■ Exercise objective
Repeat every entry word for word, but leave the images out of your copy.

----

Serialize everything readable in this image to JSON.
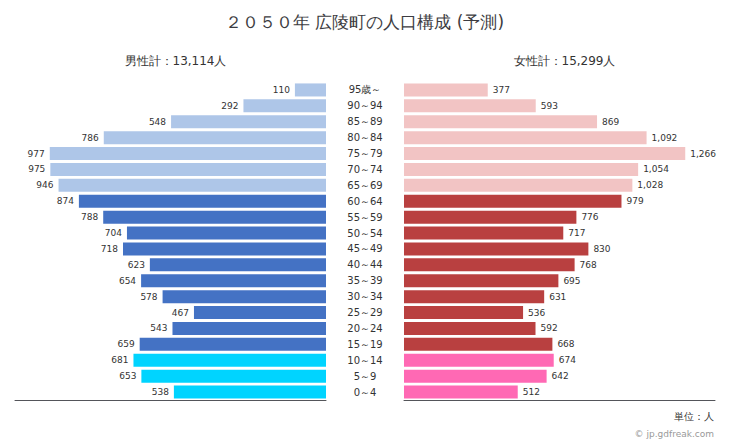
{
  "chart_data": {
    "type": "bar",
    "orientation": "horizontal",
    "title": "２０５０年 広陵町の人口構成 (予測)",
    "annotations": [
      "単位：人",
      "© jp.gdfreak.com"
    ],
    "categories": [
      "95歳～",
      "90～94",
      "85～89",
      "80～84",
      "75～79",
      "70～74",
      "65～69",
      "60～64",
      "55～59",
      "50～54",
      "45～49",
      "40～44",
      "35～39",
      "30～34",
      "25～29",
      "20～24",
      "15～19",
      "10～14",
      "5～9",
      "0～4"
    ],
    "series": [
      {
        "name": "男性計：13,114人",
        "values": [
          110,
          292,
          548,
          786,
          977,
          975,
          946,
          874,
          788,
          704,
          718,
          623,
          654,
          578,
          467,
          543,
          659,
          681,
          653,
          538
        ],
        "colors": [
          "#aec6e8",
          "#aec6e8",
          "#aec6e8",
          "#aec6e8",
          "#aec6e8",
          "#aec6e8",
          "#aec6e8",
          "#4472c4",
          "#4472c4",
          "#4472c4",
          "#4472c4",
          "#4472c4",
          "#4472c4",
          "#4472c4",
          "#4472c4",
          "#4472c4",
          "#4472c4",
          "#00d4ff",
          "#00d4ff",
          "#00d4ff"
        ],
        "xlim": [
          0,
          1100
        ]
      },
      {
        "name": "女性計：15,299人",
        "values": [
          377,
          593,
          869,
          1092,
          1266,
          1054,
          1028,
          979,
          776,
          717,
          830,
          768,
          695,
          631,
          536,
          592,
          668,
          674,
          642,
          512
        ],
        "value_labels": [
          "377",
          "593",
          "869",
          "1,092",
          "1,266",
          "1,054",
          "1,028",
          "979",
          "776",
          "717",
          "830",
          "768",
          "695",
          "631",
          "536",
          "592",
          "668",
          "674",
          "642",
          "512"
        ],
        "colors": [
          "#f2c4c4",
          "#f2c4c4",
          "#f2c4c4",
          "#f2c4c4",
          "#f2c4c4",
          "#f2c4c4",
          "#f2c4c4",
          "#b94040",
          "#b94040",
          "#b94040",
          "#b94040",
          "#b94040",
          "#b94040",
          "#b94040",
          "#b94040",
          "#b94040",
          "#b94040",
          "#ff69b4",
          "#ff69b4",
          "#ff69b4"
        ],
        "xlim": [
          0,
          1400
        ]
      }
    ],
    "data_labels": true,
    "tick_labels": "y",
    "grid": false
  }
}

----

■ Response to this task
Serialize everything readable in this image to JSON.
{
  "chart_data": {
    "type": "bar",
    "orientation": "horizontal",
    "title": "２０５０年 広陵町の人口構成 (予測)",
    "annotations": [
      "単位：人",
      "© jp.gdfreak.com"
    ],
    "categories": [
      "95歳～",
      "90～94",
      "85～89",
      "80～84",
      "75～79",
      "70～74",
      "65～69",
      "60～64",
      "55～59",
      "50～54",
      "45～49",
      "40～44",
      "35～39",
      "30～34",
      "25～29",
      "20～24",
      "15～19",
      "10～14",
      "5～9",
      "0～4"
    ],
    "series": [
      {
        "name": "男性計：13,114人",
        "values": [
          110,
          292,
          548,
          786,
          977,
          975,
          946,
          874,
          788,
          704,
          718,
          623,
          654,
          578,
          467,
          543,
          659,
          681,
          653,
          538
        ],
        "colors": [
          "#aec6e8",
          "#aec6e8",
          "#aec6e8",
          "#aec6e8",
          "#aec6e8",
          "#aec6e8",
          "#aec6e8",
          "#4472c4",
          "#4472c4",
          "#4472c4",
          "#4472c4",
          "#4472c4",
          "#4472c4",
          "#4472c4",
          "#4472c4",
          "#4472c4",
          "#4472c4",
          "#00d4ff",
          "#00d4ff",
          "#00d4ff"
        ],
        "xlim": [
          0,
          1100
        ]
      },
      {
        "name": "女性計：15,299人",
        "values": [
          377,
          593,
          869,
          1092,
          1266,
          1054,
          1028,
          979,
          776,
          717,
          830,
          768,
          695,
          631,
          536,
          592,
          668,
          674,
          642,
          512
        ],
        "value_labels": [
          "377",
          "593",
          "869",
          "1,092",
          "1,266",
          "1,054",
          "1,028",
          "979",
          "776",
          "717",
          "830",
          "768",
          "695",
          "631",
          "536",
          "592",
          "668",
          "674",
          "642",
          "512"
        ],
        "colors": [
          "#f2c4c4",
          "#f2c4c4",
          "#f2c4c4",
          "#f2c4c4",
          "#f2c4c4",
          "#f2c4c4",
          "#f2c4c4",
          "#b94040",
          "#b94040",
          "#b94040",
          "#b94040",
          "#b94040",
          "#b94040",
          "#b94040",
          "#b94040",
          "#b94040",
          "#b94040",
          "#ff69b4",
          "#ff69b4",
          "#ff69b4"
        ],
        "xlim": [
          0,
          1400
        ]
      }
    ],
    "data_labels": true,
    "tick_labels": "y",
    "grid": false
  }
}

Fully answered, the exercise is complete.